--- BEGIN ---

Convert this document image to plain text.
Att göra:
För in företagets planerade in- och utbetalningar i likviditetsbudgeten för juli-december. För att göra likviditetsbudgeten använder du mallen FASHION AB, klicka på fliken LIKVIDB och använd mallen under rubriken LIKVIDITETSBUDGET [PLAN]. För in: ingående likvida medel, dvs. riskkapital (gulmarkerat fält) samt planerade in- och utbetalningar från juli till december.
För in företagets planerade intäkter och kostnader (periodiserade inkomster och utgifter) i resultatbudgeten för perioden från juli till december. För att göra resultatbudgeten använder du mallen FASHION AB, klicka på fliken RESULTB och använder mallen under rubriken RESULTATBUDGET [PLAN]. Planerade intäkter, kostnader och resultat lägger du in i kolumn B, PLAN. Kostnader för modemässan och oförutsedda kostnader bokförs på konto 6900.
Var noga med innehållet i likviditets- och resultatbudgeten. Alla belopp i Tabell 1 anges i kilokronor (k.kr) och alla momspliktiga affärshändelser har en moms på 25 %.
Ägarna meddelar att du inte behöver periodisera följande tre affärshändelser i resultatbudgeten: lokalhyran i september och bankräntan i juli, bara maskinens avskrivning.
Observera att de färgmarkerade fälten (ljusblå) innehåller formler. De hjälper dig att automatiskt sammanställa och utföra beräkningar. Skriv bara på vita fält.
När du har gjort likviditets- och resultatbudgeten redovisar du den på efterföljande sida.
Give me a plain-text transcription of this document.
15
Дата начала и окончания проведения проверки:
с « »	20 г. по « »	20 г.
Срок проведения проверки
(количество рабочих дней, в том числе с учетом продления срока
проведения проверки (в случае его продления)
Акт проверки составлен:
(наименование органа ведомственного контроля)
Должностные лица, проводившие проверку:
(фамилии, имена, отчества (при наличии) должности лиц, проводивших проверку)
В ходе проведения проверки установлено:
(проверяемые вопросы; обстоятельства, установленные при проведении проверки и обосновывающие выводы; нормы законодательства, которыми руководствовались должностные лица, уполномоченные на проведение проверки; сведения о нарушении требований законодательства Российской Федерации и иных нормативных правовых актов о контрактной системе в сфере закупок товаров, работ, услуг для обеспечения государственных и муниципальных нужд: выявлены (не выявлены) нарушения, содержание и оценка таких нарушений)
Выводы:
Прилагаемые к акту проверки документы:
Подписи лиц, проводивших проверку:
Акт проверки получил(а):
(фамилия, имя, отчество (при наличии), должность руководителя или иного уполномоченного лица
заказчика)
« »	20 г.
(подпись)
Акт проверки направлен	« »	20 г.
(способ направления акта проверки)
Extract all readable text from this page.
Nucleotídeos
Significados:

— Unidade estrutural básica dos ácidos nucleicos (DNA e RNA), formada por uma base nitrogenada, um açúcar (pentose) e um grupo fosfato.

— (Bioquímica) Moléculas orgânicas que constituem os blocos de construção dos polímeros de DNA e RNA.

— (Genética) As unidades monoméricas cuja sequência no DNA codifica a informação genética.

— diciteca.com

--- END ---

Goal
In how many lines does the word "document" appear? Respond with the number alone.

Answer to this task
2